■ What is expected: Collect all lines below with the string "Nuevo".

-------- Records provided

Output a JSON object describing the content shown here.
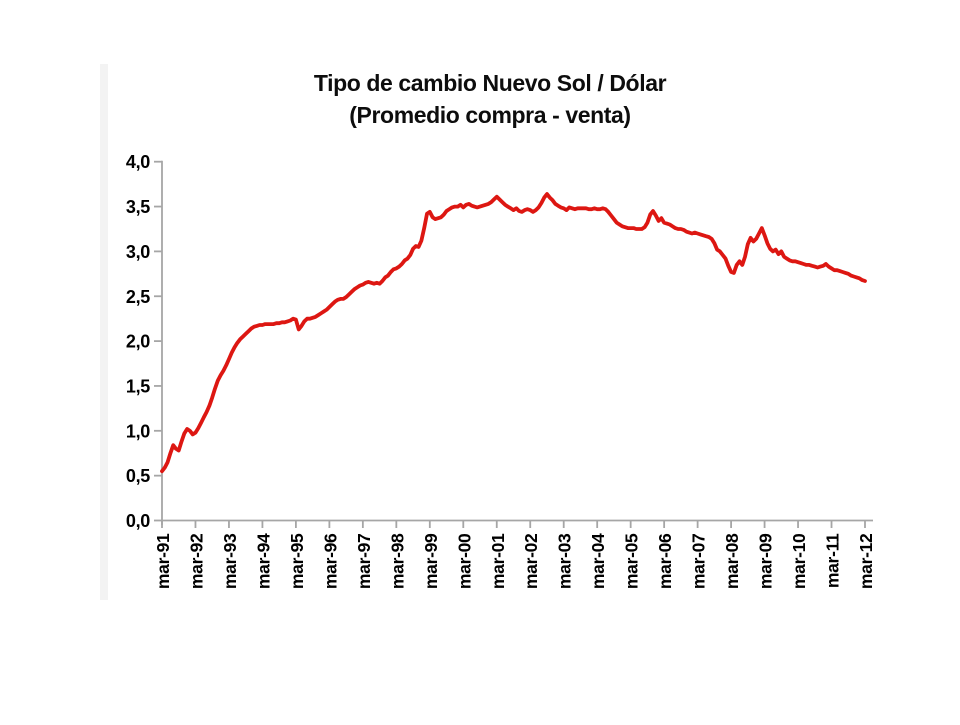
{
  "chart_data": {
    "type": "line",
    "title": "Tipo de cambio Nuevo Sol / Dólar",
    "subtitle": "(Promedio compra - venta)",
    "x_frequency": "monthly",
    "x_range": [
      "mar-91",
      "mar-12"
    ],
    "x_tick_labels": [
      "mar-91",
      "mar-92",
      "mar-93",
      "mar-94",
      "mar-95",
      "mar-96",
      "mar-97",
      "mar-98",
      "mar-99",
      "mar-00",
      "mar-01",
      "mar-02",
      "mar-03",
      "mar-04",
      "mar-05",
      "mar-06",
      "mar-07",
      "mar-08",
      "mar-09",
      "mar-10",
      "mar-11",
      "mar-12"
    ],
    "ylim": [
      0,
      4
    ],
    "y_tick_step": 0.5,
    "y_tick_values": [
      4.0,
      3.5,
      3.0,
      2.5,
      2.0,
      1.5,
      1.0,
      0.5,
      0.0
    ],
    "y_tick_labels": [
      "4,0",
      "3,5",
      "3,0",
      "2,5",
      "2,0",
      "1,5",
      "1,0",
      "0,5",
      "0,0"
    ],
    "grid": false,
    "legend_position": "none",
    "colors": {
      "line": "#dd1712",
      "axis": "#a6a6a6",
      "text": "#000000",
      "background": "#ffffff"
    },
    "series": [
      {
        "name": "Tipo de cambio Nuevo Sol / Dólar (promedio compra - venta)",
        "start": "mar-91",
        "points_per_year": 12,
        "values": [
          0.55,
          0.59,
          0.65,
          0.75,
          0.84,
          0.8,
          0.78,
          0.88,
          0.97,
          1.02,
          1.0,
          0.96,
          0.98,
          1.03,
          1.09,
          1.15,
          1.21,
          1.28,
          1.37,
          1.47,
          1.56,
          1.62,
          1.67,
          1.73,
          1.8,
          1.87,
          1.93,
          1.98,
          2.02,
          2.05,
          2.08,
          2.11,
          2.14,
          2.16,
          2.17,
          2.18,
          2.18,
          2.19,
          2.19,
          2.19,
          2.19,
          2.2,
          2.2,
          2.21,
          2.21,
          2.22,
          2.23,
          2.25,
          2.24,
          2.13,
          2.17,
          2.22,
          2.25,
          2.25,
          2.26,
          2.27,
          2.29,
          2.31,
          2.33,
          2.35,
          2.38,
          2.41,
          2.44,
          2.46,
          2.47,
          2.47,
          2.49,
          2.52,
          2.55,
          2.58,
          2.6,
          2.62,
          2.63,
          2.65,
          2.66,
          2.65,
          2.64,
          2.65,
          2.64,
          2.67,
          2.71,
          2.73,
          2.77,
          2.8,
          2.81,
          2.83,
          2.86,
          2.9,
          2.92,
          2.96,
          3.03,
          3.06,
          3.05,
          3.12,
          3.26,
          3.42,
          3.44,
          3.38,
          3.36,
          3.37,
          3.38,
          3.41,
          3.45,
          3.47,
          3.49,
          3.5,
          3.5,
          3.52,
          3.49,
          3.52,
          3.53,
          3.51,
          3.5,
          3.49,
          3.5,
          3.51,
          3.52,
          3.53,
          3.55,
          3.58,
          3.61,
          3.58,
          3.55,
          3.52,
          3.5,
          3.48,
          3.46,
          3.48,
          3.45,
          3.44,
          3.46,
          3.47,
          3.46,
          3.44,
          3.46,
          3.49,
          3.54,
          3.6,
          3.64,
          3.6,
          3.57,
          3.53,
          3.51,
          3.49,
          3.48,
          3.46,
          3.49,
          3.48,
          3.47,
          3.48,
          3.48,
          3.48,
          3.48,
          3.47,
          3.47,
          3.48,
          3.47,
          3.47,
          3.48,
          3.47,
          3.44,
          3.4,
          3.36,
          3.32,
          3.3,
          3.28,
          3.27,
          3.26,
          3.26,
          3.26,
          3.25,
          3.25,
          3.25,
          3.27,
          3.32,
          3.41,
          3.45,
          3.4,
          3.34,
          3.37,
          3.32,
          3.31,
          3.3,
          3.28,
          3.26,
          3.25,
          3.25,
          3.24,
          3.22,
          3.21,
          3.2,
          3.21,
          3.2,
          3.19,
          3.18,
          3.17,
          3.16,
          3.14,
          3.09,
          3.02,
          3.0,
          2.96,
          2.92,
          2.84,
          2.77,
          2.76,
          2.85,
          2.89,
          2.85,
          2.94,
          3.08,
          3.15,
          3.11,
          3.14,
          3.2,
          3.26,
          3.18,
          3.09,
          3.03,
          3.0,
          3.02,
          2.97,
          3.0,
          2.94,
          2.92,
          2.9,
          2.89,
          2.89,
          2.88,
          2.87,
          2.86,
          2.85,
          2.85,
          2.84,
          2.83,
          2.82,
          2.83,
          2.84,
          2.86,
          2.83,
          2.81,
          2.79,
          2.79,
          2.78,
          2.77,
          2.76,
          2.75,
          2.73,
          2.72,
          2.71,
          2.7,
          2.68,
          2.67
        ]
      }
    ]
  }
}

----------------
-------- Records provided

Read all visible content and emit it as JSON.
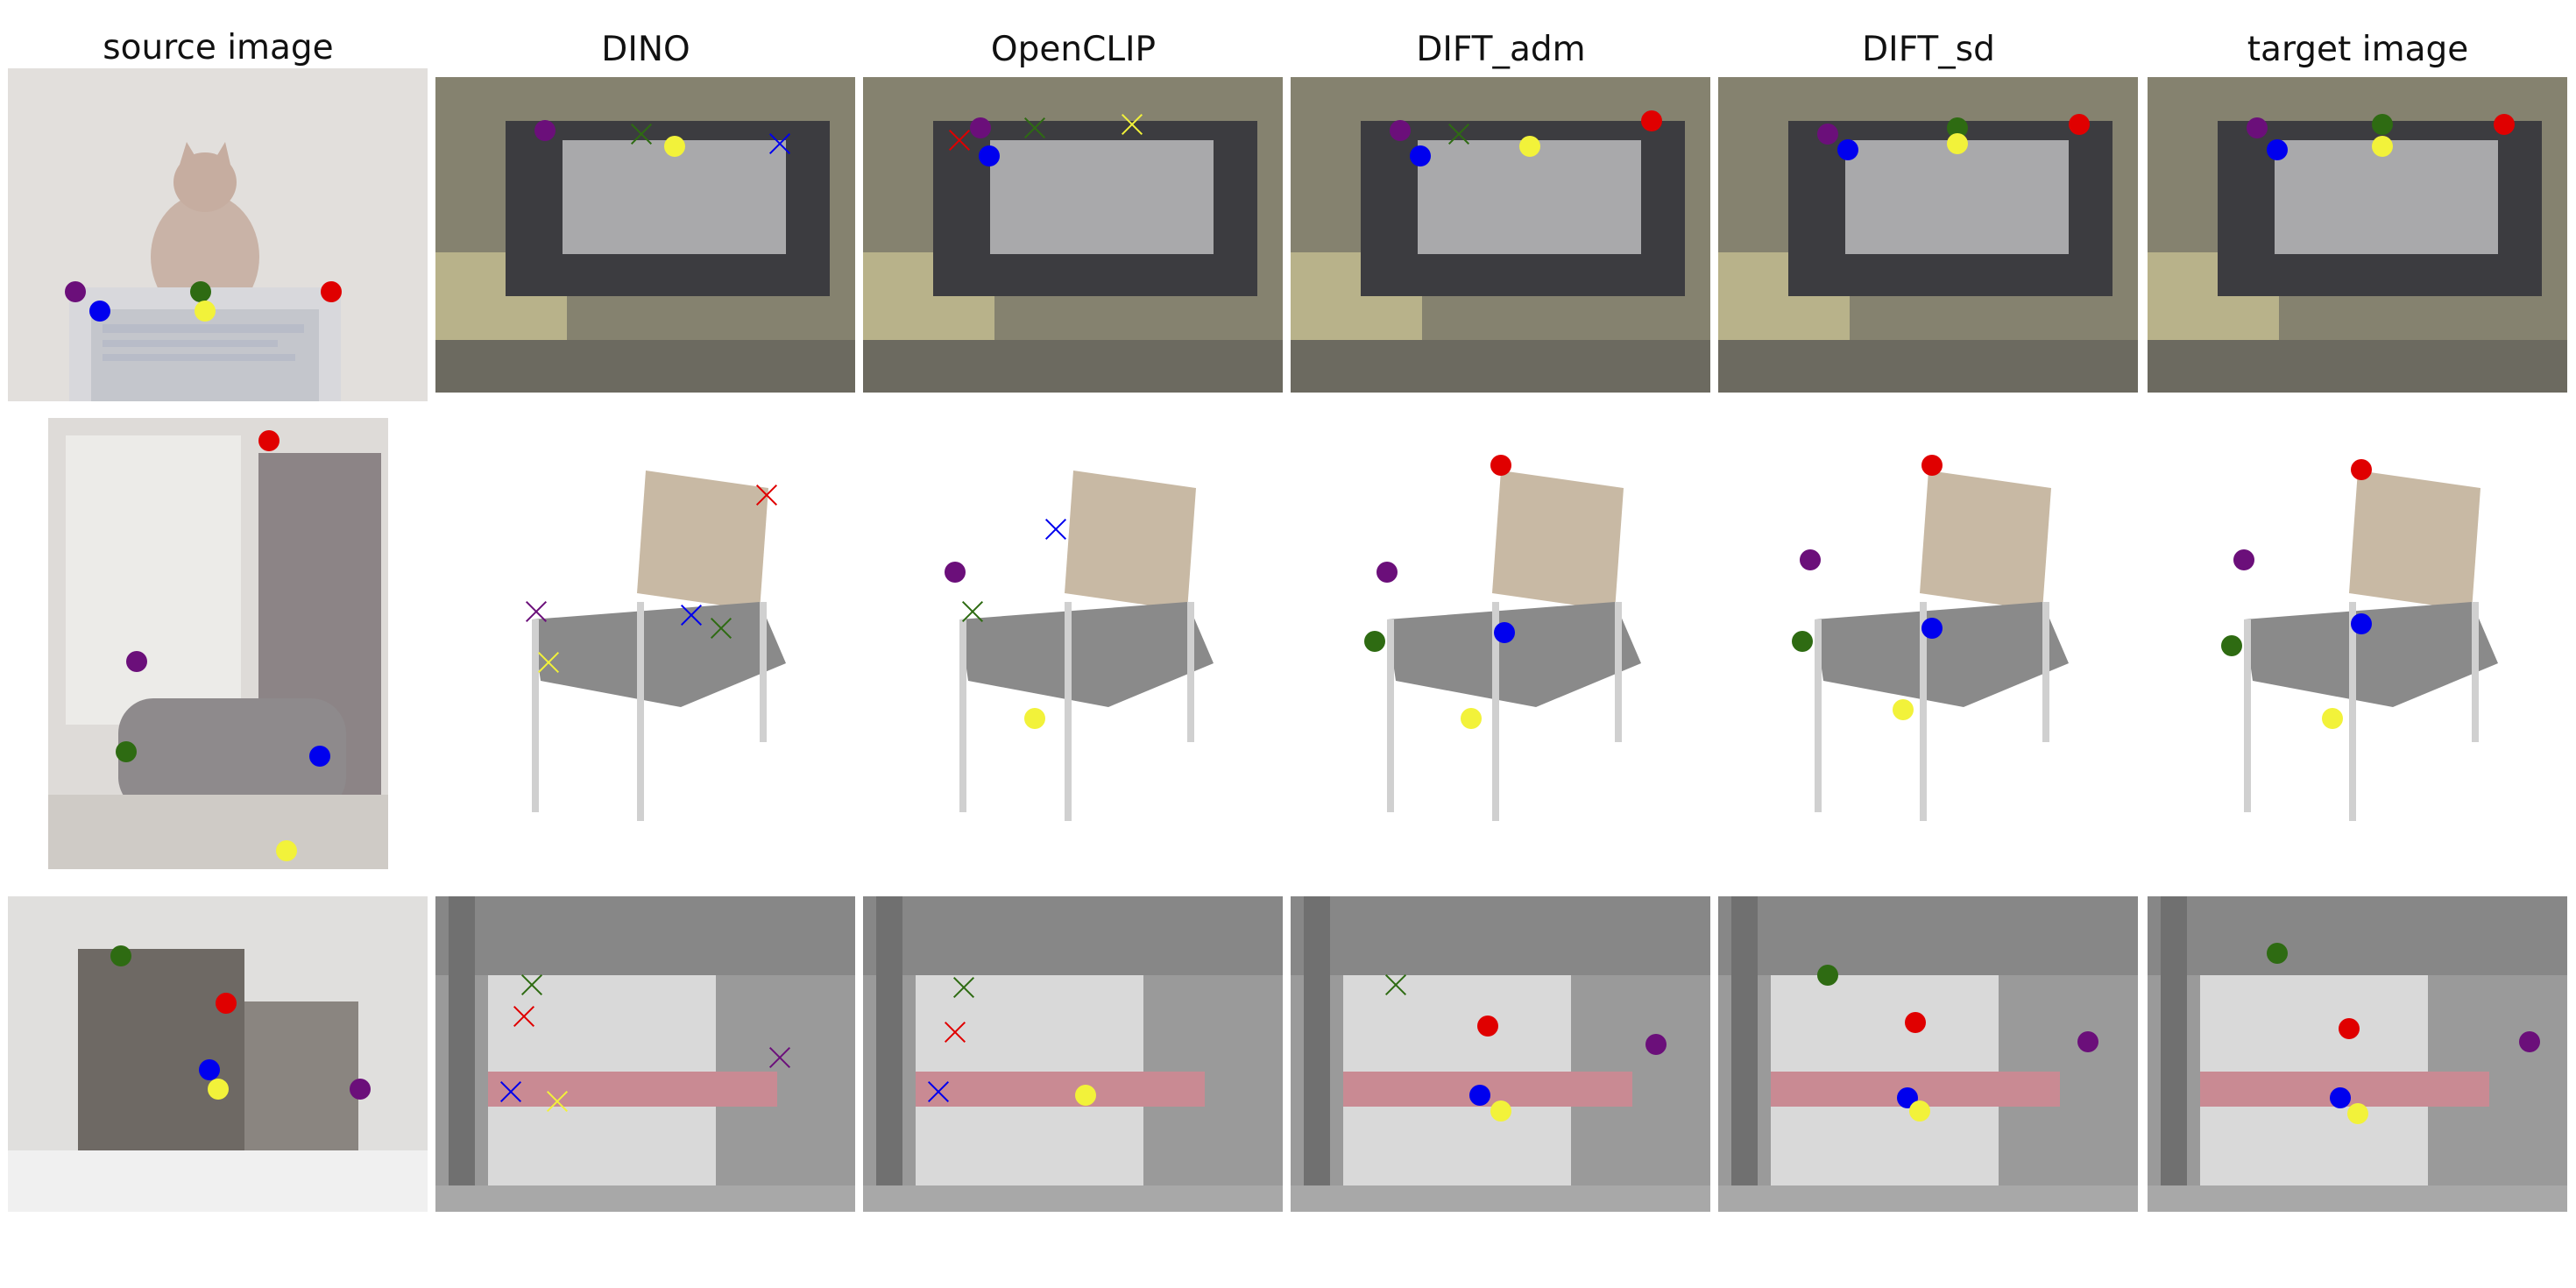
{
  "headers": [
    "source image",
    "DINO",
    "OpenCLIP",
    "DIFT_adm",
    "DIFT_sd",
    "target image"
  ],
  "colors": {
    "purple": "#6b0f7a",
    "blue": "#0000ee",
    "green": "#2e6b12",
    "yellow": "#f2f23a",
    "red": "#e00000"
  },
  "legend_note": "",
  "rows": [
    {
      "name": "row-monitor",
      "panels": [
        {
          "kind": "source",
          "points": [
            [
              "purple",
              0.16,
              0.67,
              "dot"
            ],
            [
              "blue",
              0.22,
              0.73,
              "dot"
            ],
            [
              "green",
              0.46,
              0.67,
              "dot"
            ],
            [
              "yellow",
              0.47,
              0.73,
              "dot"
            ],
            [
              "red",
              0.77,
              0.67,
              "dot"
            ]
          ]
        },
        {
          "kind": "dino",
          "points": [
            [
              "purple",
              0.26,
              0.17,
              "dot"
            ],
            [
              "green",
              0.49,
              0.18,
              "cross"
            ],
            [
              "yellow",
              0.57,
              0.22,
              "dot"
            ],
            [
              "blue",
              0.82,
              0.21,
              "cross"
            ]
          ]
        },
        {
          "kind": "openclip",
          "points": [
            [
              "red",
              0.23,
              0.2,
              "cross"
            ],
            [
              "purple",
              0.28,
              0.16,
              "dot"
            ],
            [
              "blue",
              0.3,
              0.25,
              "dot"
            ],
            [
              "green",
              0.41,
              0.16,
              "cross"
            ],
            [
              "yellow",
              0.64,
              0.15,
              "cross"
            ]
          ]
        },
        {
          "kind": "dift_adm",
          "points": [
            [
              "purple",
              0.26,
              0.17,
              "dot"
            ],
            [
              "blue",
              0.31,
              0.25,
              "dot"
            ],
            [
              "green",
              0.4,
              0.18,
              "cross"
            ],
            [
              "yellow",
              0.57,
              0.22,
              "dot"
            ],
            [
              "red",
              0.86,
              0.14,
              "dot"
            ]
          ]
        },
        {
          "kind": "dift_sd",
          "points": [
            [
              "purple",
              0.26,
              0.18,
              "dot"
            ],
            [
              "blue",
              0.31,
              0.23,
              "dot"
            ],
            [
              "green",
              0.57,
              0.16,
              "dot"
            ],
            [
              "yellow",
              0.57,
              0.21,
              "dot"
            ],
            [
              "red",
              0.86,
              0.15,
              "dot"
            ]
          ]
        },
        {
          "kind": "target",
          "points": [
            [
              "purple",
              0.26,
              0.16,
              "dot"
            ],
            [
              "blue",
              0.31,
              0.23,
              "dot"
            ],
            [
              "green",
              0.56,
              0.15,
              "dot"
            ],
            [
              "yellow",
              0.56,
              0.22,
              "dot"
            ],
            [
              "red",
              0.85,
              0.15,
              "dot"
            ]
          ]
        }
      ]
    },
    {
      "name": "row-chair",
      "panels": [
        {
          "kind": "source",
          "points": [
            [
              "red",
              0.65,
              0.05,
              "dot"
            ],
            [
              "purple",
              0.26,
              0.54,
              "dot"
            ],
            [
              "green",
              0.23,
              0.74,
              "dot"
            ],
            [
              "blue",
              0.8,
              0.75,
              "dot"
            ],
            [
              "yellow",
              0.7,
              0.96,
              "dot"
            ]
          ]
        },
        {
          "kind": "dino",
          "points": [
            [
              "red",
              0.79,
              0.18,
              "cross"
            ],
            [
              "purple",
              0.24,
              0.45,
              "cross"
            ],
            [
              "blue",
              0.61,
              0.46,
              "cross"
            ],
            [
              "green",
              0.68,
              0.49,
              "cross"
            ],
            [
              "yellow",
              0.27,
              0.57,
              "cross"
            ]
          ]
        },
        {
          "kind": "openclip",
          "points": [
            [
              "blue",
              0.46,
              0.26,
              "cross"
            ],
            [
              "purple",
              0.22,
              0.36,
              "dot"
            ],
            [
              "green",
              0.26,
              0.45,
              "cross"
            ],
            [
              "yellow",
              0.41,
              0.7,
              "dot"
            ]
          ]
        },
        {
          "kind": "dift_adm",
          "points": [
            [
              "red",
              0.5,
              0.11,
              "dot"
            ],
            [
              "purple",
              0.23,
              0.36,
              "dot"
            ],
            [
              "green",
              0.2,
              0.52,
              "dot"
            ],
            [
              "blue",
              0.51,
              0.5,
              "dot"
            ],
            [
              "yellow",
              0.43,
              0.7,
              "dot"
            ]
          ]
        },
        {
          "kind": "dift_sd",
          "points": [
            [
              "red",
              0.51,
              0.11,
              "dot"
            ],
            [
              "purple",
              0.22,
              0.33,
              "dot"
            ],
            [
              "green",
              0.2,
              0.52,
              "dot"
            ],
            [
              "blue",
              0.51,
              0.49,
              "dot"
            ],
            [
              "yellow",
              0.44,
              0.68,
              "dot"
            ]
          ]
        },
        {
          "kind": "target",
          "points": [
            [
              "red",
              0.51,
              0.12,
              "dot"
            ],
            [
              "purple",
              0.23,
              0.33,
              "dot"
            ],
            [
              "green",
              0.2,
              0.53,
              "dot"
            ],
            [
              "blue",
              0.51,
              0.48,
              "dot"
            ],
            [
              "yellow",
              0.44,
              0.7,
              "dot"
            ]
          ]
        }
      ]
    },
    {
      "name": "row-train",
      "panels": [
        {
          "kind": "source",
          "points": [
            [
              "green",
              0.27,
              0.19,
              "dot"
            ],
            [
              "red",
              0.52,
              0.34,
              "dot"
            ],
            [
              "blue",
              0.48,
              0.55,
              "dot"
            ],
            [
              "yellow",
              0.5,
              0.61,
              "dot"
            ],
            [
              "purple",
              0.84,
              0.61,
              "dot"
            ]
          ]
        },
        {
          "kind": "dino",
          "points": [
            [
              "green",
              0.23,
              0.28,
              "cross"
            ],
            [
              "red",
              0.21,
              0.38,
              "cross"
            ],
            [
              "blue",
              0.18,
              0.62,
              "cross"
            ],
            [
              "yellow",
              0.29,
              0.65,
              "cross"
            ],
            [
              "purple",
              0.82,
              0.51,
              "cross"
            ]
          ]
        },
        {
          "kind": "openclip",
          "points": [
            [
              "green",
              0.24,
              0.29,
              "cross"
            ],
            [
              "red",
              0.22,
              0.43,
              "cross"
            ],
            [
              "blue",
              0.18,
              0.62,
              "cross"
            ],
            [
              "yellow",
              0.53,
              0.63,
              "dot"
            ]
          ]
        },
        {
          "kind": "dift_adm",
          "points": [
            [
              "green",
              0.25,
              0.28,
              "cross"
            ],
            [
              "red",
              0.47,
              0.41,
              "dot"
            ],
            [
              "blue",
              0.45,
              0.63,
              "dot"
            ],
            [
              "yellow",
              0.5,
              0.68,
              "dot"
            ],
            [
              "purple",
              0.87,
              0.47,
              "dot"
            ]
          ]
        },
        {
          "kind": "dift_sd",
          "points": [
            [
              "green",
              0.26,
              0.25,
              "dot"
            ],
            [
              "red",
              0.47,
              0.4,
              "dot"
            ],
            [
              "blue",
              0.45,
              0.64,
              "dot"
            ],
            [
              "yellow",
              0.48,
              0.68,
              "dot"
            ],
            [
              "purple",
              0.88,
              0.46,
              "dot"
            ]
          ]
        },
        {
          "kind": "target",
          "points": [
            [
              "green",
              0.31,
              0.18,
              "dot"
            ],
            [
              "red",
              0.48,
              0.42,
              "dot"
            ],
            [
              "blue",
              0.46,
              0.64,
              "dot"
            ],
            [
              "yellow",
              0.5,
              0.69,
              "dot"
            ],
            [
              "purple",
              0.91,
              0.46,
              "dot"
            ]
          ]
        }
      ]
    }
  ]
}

----------------

■ Correct answer:
    "title": "Tipo de cambio Nuevo Sol / Dólar",
        "name": "Tipo de cambio Nuevo Sol / Dólar (promedio compra - venta)",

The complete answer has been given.